*** DATA SUPPLIED
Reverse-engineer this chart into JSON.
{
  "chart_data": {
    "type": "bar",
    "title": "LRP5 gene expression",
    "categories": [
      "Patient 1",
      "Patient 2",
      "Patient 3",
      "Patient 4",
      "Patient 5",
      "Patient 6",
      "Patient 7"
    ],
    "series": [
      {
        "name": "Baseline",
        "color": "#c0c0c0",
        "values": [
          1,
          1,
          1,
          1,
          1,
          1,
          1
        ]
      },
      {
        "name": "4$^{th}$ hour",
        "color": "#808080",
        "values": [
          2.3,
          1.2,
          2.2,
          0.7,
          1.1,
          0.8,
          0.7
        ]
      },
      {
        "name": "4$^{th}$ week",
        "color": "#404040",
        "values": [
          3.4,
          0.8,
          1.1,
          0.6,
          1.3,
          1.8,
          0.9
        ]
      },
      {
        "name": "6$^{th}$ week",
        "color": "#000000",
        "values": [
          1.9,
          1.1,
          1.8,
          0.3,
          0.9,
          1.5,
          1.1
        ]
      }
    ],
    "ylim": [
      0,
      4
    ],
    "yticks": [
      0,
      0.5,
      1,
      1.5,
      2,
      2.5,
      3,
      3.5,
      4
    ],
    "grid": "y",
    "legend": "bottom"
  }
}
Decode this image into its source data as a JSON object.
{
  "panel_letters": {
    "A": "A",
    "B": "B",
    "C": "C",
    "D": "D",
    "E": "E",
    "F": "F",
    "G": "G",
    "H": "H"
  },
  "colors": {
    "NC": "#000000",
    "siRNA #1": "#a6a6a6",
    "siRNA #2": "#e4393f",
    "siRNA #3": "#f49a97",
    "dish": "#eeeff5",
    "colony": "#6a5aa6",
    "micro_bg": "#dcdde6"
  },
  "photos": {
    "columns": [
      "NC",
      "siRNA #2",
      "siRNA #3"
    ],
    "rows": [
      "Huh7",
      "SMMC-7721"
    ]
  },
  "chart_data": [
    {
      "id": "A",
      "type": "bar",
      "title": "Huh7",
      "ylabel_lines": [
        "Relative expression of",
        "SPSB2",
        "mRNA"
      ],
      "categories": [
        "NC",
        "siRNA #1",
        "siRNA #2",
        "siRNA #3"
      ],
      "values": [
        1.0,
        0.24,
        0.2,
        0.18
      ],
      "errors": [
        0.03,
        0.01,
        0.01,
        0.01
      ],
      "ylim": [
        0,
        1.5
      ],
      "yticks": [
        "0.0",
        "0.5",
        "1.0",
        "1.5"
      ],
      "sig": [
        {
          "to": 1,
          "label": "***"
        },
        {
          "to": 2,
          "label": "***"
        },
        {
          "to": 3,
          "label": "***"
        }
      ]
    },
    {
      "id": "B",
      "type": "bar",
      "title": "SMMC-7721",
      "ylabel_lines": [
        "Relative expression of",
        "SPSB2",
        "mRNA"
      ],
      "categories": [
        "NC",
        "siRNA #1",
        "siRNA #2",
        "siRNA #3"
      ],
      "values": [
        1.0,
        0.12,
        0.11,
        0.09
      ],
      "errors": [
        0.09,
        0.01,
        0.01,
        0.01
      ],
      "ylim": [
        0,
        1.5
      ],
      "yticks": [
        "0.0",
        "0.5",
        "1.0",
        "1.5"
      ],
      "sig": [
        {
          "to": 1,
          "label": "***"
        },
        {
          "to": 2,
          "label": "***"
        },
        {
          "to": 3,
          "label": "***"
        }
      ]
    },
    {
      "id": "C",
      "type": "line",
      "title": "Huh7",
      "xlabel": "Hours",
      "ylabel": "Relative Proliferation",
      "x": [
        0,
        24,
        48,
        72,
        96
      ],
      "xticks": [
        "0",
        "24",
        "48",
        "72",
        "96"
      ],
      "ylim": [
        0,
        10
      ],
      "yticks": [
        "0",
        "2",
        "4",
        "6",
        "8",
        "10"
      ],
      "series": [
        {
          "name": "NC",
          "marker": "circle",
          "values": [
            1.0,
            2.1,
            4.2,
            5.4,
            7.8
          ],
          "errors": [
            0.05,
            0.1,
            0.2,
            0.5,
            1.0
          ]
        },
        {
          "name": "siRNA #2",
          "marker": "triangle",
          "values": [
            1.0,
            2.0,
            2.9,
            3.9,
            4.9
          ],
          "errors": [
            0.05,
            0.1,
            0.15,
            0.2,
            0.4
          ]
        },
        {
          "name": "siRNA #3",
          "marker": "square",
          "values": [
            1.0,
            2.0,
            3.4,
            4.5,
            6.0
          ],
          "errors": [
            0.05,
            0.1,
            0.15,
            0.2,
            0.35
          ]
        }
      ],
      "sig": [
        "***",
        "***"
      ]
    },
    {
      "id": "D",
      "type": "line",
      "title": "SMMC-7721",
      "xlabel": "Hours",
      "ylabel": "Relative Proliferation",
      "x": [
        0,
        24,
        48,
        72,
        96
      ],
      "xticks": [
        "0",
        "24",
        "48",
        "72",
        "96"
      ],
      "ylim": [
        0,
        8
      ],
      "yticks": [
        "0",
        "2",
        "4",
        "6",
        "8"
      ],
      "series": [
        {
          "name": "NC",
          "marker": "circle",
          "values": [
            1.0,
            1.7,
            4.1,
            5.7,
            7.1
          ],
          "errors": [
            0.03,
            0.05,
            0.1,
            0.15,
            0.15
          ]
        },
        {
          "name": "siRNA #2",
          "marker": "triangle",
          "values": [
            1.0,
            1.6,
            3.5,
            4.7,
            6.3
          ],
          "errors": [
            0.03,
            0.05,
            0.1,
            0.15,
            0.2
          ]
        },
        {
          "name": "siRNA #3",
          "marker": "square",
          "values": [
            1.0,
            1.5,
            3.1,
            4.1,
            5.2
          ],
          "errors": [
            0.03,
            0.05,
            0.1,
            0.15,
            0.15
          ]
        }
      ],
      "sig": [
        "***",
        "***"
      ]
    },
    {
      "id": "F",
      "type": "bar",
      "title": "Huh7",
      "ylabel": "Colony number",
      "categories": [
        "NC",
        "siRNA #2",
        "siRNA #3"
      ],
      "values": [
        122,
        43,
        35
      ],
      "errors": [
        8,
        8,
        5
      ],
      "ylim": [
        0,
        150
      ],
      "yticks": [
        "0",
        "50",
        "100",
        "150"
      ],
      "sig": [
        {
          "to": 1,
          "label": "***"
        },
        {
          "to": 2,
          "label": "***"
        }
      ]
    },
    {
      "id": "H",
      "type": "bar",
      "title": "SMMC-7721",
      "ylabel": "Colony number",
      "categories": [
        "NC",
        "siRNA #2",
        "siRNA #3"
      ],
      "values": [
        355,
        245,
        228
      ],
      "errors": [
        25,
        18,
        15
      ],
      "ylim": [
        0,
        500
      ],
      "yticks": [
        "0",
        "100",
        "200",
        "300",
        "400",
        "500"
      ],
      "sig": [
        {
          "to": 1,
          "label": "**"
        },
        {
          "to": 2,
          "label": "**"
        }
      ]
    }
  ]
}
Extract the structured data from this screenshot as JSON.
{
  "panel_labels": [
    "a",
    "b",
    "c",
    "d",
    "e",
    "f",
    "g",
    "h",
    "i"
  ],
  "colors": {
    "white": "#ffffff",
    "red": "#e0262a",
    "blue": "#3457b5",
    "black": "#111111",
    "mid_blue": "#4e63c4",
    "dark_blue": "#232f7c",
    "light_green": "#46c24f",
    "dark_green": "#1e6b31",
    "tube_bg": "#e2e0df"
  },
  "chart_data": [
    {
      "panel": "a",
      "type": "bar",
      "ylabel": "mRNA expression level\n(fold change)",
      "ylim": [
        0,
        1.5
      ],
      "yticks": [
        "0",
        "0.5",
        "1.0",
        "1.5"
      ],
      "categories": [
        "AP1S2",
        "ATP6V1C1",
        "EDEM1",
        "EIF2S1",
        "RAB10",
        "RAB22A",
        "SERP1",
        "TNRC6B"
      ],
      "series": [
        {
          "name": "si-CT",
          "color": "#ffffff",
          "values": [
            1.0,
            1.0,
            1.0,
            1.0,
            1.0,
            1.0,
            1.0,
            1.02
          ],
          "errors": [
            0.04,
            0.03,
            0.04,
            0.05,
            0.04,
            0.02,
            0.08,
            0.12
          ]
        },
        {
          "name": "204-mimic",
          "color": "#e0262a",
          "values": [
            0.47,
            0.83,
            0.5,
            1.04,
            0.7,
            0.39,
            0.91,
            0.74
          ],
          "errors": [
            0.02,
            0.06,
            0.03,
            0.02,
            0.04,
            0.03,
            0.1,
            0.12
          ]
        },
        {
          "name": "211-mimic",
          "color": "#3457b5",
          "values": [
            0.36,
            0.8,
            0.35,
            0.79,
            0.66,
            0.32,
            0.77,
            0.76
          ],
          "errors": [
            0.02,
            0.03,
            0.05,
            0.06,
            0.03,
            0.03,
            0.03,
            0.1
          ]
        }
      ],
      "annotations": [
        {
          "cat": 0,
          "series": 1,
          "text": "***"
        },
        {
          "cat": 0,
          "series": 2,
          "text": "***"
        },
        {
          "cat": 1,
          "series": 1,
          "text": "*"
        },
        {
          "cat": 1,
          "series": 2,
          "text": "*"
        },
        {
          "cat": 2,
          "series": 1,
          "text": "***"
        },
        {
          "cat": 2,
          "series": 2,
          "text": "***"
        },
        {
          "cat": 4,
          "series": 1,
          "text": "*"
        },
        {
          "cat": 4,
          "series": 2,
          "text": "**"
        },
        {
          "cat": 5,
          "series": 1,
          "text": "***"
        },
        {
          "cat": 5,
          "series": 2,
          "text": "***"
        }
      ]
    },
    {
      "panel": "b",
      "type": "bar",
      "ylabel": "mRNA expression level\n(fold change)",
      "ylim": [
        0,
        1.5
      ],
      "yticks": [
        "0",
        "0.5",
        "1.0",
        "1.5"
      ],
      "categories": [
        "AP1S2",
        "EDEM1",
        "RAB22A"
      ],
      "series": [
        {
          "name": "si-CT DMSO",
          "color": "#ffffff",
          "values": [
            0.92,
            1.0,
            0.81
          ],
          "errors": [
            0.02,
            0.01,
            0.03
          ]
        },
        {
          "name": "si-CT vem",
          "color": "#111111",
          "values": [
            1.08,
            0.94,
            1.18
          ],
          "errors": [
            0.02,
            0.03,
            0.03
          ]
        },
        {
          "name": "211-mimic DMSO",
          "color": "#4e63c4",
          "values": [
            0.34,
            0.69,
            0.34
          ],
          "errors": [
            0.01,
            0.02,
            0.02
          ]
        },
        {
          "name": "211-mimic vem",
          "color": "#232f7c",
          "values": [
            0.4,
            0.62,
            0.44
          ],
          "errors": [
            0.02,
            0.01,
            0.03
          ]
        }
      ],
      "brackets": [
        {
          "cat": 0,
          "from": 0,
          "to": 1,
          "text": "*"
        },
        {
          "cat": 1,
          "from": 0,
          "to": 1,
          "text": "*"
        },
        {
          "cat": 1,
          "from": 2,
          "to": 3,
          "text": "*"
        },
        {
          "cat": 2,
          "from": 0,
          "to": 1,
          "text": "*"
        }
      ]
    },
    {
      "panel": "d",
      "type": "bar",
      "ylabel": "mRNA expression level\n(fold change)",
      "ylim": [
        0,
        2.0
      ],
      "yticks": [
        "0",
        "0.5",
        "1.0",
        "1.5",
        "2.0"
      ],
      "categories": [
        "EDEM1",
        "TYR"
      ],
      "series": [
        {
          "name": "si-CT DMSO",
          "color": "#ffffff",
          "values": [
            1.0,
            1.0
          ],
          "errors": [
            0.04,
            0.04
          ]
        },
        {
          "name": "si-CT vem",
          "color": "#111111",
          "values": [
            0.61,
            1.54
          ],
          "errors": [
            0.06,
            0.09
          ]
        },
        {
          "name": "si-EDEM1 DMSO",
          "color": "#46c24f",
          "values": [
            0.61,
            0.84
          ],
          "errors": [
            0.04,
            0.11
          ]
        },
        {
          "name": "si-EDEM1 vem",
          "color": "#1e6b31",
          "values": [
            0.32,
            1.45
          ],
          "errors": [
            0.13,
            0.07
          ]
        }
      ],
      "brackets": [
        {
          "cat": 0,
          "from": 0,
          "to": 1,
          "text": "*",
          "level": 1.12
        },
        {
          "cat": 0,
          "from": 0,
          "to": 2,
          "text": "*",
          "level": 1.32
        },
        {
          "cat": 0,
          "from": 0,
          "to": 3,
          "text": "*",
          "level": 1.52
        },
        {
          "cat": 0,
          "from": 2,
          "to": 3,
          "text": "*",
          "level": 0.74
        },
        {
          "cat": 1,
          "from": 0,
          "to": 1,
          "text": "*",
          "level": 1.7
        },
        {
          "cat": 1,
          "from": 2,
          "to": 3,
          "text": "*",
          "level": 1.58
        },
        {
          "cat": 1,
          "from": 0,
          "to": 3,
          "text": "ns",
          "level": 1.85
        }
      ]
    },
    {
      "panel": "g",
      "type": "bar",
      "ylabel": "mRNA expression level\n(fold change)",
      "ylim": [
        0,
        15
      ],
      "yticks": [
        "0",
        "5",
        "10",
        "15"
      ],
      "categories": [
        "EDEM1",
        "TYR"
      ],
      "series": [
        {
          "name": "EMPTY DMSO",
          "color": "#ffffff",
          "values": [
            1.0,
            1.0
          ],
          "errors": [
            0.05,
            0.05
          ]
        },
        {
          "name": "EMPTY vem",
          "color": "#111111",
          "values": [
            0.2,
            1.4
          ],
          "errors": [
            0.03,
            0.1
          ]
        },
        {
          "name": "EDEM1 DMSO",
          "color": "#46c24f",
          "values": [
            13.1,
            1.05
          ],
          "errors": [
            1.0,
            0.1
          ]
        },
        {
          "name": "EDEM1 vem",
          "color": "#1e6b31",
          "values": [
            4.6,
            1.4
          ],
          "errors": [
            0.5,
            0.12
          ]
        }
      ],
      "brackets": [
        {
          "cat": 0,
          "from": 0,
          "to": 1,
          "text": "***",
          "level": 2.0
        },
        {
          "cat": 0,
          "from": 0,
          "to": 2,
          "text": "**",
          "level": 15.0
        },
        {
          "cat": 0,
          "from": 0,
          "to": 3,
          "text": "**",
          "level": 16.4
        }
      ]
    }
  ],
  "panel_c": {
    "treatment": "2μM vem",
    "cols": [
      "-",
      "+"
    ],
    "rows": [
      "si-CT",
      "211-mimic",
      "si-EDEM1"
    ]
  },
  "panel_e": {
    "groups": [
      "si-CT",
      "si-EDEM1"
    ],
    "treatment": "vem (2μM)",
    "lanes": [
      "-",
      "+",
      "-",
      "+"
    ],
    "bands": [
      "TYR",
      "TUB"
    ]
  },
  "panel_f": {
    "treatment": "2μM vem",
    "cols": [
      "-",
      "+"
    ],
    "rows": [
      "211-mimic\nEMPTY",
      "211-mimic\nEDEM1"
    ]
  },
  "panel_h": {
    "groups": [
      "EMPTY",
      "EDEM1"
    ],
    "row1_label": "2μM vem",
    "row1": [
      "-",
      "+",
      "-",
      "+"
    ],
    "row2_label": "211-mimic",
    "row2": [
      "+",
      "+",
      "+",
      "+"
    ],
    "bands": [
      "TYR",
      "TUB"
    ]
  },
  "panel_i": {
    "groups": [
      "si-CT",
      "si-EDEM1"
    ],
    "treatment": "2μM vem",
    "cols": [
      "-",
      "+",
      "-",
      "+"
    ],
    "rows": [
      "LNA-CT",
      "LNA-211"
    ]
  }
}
******
- WHAT TO DO -
Whenever the word "into" turns up in a line of the listing above, copy the line.

- ANSWER TO THIS EXERCISE -
Reverse-engineer this chart into JSON.
Decode this image into its source data as a JSON object.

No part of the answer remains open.